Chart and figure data
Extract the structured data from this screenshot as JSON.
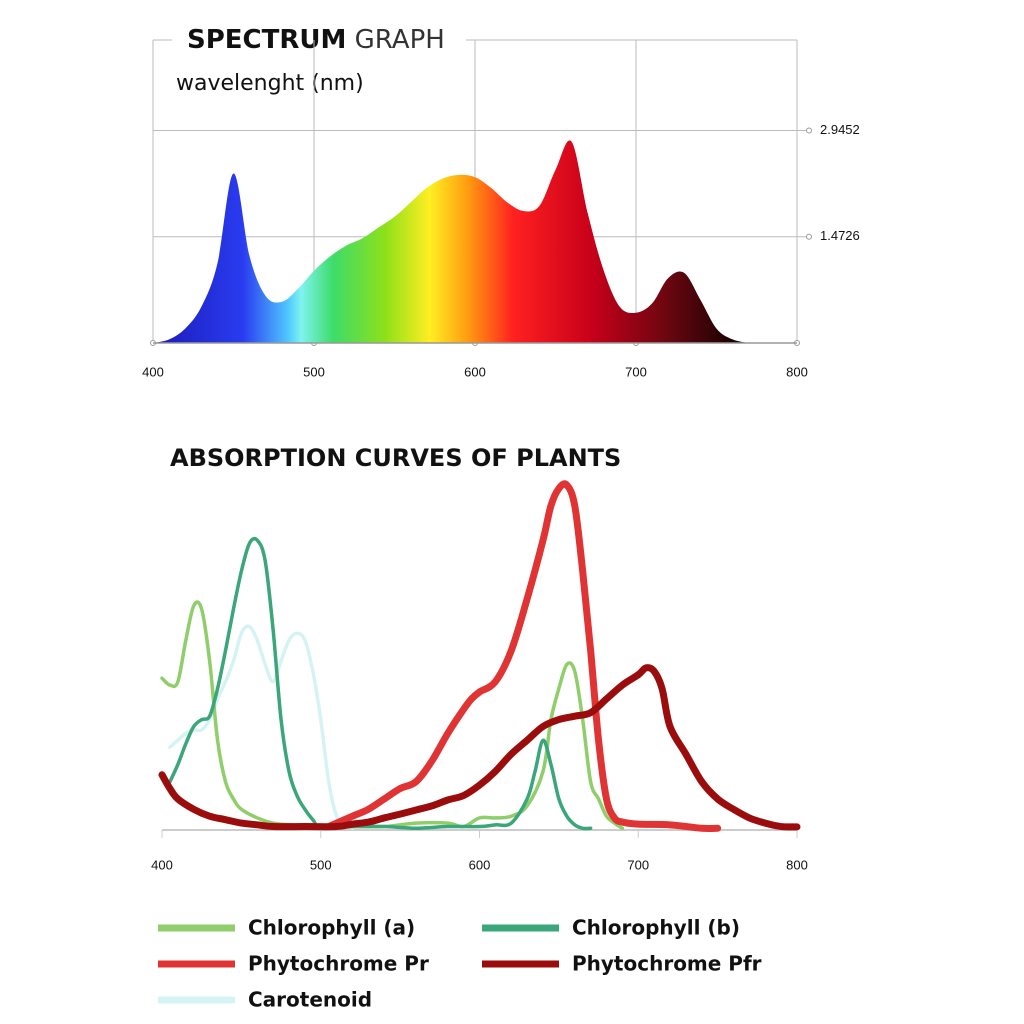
{
  "chart_data": [
    {
      "type": "area",
      "title": "SPECTRUM GRAPH",
      "subtitle": "wavelenght (nm)",
      "x": [
        400,
        410,
        420,
        430,
        440,
        450,
        460,
        470,
        480,
        490,
        500,
        510,
        520,
        530,
        540,
        550,
        560,
        570,
        580,
        590,
        600,
        610,
        620,
        630,
        640,
        650,
        660,
        670,
        680,
        690,
        700,
        710,
        720,
        730,
        740,
        750,
        760,
        770
      ],
      "values": [
        0,
        0.05,
        0.2,
        0.5,
        1.1,
        2.35,
        1.2,
        0.65,
        0.57,
        0.75,
        1.0,
        1.2,
        1.35,
        1.45,
        1.6,
        1.75,
        1.95,
        2.15,
        2.28,
        2.33,
        2.3,
        2.15,
        1.95,
        1.83,
        1.9,
        2.4,
        2.79,
        1.8,
        1.0,
        0.5,
        0.42,
        0.55,
        0.9,
        0.97,
        0.6,
        0.2,
        0.05,
        0
      ],
      "xlim": [
        400,
        800
      ],
      "xticks": [
        400,
        500,
        600,
        700,
        800
      ],
      "ylim": [
        0,
        4.2
      ],
      "yticks": [
        1.4726,
        2.9452
      ],
      "grid": true
    },
    {
      "type": "line",
      "title": "ABSORPTION CURVES OF PLANTS",
      "xlim": [
        400,
        800
      ],
      "xticks": [
        400,
        500,
        600,
        700,
        800
      ],
      "ylim": [
        0,
        1
      ],
      "legend": "bottom",
      "series": [
        {
          "name": "Chlorophyll (a)",
          "color": "#8fce6a",
          "x": [
            400,
            405,
            410,
            415,
            420,
            425,
            430,
            435,
            440,
            445,
            450,
            460,
            470,
            480,
            500,
            520,
            540,
            560,
            580,
            590,
            600,
            610,
            620,
            630,
            640,
            645,
            650,
            655,
            660,
            665,
            670,
            675,
            680,
            685,
            690
          ],
          "values": [
            0.44,
            0.42,
            0.43,
            0.55,
            0.65,
            0.64,
            0.49,
            0.26,
            0.14,
            0.09,
            0.06,
            0.035,
            0.02,
            0.015,
            0.01,
            0.01,
            0.01,
            0.02,
            0.02,
            0.01,
            0.035,
            0.035,
            0.04,
            0.07,
            0.17,
            0.32,
            0.41,
            0.48,
            0.46,
            0.32,
            0.14,
            0.09,
            0.04,
            0.02,
            0.005
          ]
        },
        {
          "name": "Chlorophyll (b)",
          "color": "#3aa67a",
          "x": [
            405,
            410,
            415,
            420,
            425,
            430,
            435,
            440,
            445,
            450,
            455,
            460,
            465,
            470,
            475,
            480,
            485,
            490,
            495,
            500,
            520,
            540,
            560,
            580,
            600,
            610,
            620,
            630,
            635,
            640,
            645,
            650,
            655,
            660,
            665,
            670
          ],
          "values": [
            0.14,
            0.19,
            0.25,
            0.3,
            0.32,
            0.33,
            0.41,
            0.52,
            0.64,
            0.75,
            0.83,
            0.84,
            0.78,
            0.58,
            0.32,
            0.17,
            0.1,
            0.06,
            0.03,
            0.01,
            0.01,
            0.01,
            0.005,
            0.01,
            0.01,
            0.015,
            0.02,
            0.09,
            0.17,
            0.26,
            0.19,
            0.09,
            0.04,
            0.015,
            0.005,
            0.005
          ]
        },
        {
          "name": "Phytochrome Pr",
          "color": "#e03434",
          "x": [
            505,
            510,
            520,
            530,
            540,
            550,
            560,
            570,
            580,
            590,
            595,
            600,
            610,
            620,
            630,
            640,
            645,
            650,
            655,
            660,
            665,
            670,
            675,
            680,
            685,
            690,
            700,
            720,
            740,
            750
          ],
          "values": [
            0.01,
            0.02,
            0.04,
            0.06,
            0.09,
            0.12,
            0.14,
            0.2,
            0.28,
            0.35,
            0.38,
            0.4,
            0.43,
            0.52,
            0.67,
            0.84,
            0.94,
            0.99,
            1.0,
            0.94,
            0.75,
            0.52,
            0.26,
            0.09,
            0.035,
            0.023,
            0.017,
            0.015,
            0.005,
            0.005
          ]
        },
        {
          "name": "Phytochrome Pfr",
          "color": "#9b0d0d",
          "x": [
            400,
            405,
            410,
            420,
            430,
            440,
            450,
            460,
            470,
            490,
            510,
            520,
            530,
            540,
            550,
            560,
            570,
            580,
            590,
            600,
            610,
            620,
            630,
            640,
            650,
            660,
            670,
            680,
            690,
            700,
            705,
            710,
            715,
            720,
            730,
            740,
            750,
            760,
            770,
            780,
            790,
            800
          ],
          "values": [
            0.16,
            0.12,
            0.09,
            0.06,
            0.04,
            0.03,
            0.02,
            0.015,
            0.01,
            0.01,
            0.01,
            0.017,
            0.023,
            0.035,
            0.046,
            0.058,
            0.07,
            0.087,
            0.1,
            0.13,
            0.17,
            0.22,
            0.26,
            0.3,
            0.32,
            0.33,
            0.34,
            0.38,
            0.42,
            0.45,
            0.47,
            0.46,
            0.41,
            0.3,
            0.22,
            0.14,
            0.09,
            0.06,
            0.035,
            0.02,
            0.01,
            0.009
          ]
        },
        {
          "name": "Carotenoid",
          "color": "#d6f3f3",
          "x": [
            405,
            410,
            415,
            420,
            425,
            430,
            435,
            440,
            445,
            450,
            455,
            460,
            465,
            470,
            475,
            480,
            485,
            490,
            495,
            500,
            505,
            510,
            515,
            520
          ],
          "values": [
            0.24,
            0.26,
            0.28,
            0.29,
            0.29,
            0.32,
            0.38,
            0.43,
            0.49,
            0.57,
            0.59,
            0.55,
            0.48,
            0.43,
            0.49,
            0.55,
            0.57,
            0.55,
            0.46,
            0.32,
            0.14,
            0.04,
            0.015,
            0.005
          ]
        }
      ]
    }
  ]
}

=== Job ===
Select every line where the word "Phytochrome" occurs.

=== Exercise solution ===
          "name": "Phytochrome Pr",
          "name": "Phytochrome Pfr",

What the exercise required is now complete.